# [Directions]
Give only a count of the lines that include the string "JSON".

[Stored rows start]

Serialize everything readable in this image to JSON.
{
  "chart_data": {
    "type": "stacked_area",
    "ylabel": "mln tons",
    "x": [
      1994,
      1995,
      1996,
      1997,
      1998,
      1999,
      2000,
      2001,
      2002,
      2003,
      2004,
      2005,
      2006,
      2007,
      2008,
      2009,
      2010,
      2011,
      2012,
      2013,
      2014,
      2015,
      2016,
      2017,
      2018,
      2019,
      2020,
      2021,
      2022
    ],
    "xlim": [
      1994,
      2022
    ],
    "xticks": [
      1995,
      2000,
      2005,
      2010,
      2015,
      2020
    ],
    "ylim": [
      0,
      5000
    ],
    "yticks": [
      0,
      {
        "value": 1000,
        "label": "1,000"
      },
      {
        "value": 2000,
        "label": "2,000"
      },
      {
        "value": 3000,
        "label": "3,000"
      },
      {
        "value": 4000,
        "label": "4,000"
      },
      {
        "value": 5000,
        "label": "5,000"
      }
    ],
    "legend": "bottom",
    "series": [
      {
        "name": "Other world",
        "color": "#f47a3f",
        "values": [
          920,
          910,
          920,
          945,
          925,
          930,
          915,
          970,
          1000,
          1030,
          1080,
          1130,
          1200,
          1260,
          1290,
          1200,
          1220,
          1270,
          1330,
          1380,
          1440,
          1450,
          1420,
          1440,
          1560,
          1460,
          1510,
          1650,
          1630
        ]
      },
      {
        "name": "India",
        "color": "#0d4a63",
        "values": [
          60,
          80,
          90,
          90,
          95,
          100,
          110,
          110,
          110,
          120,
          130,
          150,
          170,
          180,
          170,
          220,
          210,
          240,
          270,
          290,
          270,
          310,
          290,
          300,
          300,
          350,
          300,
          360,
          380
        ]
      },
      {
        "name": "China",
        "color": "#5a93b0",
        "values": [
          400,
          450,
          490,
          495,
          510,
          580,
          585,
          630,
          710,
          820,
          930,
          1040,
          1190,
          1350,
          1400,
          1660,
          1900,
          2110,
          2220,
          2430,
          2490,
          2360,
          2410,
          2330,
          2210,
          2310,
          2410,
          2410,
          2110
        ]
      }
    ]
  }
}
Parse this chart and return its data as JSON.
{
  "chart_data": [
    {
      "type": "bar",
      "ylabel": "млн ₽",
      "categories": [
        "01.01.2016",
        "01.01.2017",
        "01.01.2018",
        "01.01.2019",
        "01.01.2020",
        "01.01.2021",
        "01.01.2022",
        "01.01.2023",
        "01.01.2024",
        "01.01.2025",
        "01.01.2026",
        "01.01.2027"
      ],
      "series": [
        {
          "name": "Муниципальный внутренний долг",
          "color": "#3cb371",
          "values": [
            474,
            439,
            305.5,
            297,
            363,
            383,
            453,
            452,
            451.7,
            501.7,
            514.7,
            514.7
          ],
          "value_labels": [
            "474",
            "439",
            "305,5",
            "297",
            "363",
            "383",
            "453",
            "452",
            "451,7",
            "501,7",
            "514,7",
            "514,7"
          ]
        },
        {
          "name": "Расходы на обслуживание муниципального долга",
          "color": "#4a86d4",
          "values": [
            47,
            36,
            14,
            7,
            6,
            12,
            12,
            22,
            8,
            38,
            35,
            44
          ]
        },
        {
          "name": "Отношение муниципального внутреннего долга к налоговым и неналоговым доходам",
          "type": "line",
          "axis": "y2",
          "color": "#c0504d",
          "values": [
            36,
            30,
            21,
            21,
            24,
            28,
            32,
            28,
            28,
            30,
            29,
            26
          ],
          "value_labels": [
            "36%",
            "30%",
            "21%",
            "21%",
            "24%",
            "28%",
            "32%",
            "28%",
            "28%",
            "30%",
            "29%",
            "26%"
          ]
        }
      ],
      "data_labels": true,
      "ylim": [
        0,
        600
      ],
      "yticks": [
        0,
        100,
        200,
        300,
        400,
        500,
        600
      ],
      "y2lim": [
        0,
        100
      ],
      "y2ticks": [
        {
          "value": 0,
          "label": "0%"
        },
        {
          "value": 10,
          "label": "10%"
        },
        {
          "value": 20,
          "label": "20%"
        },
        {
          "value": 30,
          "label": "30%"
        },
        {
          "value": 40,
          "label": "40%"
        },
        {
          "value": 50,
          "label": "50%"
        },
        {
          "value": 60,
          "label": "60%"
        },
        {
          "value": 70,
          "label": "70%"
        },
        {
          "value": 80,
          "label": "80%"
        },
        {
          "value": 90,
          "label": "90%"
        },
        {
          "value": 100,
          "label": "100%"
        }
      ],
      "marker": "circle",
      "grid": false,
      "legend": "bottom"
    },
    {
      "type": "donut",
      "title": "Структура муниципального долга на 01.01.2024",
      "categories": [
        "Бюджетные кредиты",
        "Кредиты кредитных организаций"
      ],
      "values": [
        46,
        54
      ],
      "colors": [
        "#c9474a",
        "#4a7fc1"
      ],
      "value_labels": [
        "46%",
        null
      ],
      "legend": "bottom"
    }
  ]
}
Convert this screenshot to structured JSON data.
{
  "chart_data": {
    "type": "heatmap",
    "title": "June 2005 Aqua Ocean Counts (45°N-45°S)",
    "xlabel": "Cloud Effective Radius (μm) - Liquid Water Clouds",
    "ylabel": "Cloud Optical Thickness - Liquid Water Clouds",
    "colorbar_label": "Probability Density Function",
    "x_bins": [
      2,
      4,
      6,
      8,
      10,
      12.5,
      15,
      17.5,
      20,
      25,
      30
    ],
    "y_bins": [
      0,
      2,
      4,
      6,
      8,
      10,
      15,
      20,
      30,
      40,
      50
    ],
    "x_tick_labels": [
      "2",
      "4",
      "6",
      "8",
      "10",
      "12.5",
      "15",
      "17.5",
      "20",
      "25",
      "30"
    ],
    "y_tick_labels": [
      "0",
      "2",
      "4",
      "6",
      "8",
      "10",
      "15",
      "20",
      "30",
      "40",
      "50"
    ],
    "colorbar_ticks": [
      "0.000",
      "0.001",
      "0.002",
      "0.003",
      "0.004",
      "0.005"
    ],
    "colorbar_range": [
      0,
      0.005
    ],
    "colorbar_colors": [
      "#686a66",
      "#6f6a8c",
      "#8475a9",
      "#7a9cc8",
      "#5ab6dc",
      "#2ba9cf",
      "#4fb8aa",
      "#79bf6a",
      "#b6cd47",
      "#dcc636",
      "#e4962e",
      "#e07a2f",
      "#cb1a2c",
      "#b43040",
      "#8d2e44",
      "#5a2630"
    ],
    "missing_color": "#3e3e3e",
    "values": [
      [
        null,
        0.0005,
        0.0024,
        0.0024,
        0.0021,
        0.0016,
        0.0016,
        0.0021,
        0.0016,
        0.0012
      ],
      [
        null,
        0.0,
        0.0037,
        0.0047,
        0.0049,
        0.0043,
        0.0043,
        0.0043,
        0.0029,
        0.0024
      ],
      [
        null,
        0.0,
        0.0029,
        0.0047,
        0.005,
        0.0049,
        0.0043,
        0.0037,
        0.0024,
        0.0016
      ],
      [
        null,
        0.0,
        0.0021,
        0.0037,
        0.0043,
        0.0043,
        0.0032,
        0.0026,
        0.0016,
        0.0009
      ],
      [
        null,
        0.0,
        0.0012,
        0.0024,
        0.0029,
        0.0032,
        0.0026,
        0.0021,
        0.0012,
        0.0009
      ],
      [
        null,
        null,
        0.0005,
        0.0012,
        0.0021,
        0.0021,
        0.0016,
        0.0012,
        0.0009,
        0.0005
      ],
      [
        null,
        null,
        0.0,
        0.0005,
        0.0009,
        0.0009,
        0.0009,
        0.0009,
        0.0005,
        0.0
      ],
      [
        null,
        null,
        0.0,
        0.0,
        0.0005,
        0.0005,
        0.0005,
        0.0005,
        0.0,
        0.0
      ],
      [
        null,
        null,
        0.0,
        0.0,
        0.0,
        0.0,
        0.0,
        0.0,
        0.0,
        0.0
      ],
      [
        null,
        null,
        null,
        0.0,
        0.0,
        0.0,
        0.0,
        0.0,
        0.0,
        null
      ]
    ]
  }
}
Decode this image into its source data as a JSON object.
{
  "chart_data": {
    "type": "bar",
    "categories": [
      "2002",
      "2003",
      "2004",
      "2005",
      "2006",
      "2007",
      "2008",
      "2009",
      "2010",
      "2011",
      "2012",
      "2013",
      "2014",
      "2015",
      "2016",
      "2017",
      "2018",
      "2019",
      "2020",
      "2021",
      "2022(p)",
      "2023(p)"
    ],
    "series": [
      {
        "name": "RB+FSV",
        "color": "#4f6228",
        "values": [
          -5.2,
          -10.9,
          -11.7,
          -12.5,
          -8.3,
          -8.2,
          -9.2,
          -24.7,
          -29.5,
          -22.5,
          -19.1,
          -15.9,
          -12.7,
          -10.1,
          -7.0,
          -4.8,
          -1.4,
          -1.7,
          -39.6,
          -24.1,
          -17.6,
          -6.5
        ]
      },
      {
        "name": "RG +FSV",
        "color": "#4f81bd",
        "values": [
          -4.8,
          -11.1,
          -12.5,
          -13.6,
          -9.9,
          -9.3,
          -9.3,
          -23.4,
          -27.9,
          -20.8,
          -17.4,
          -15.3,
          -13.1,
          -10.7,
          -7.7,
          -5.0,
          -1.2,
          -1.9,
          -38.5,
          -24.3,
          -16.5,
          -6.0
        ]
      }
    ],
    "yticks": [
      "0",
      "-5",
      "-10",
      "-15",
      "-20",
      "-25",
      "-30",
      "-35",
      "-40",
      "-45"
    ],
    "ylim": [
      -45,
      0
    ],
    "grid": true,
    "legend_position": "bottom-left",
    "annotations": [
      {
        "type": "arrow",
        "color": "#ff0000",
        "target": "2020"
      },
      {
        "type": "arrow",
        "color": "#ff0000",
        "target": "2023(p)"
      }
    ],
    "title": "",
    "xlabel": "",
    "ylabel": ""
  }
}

[Stored rows end]

# [Reply to the task]
4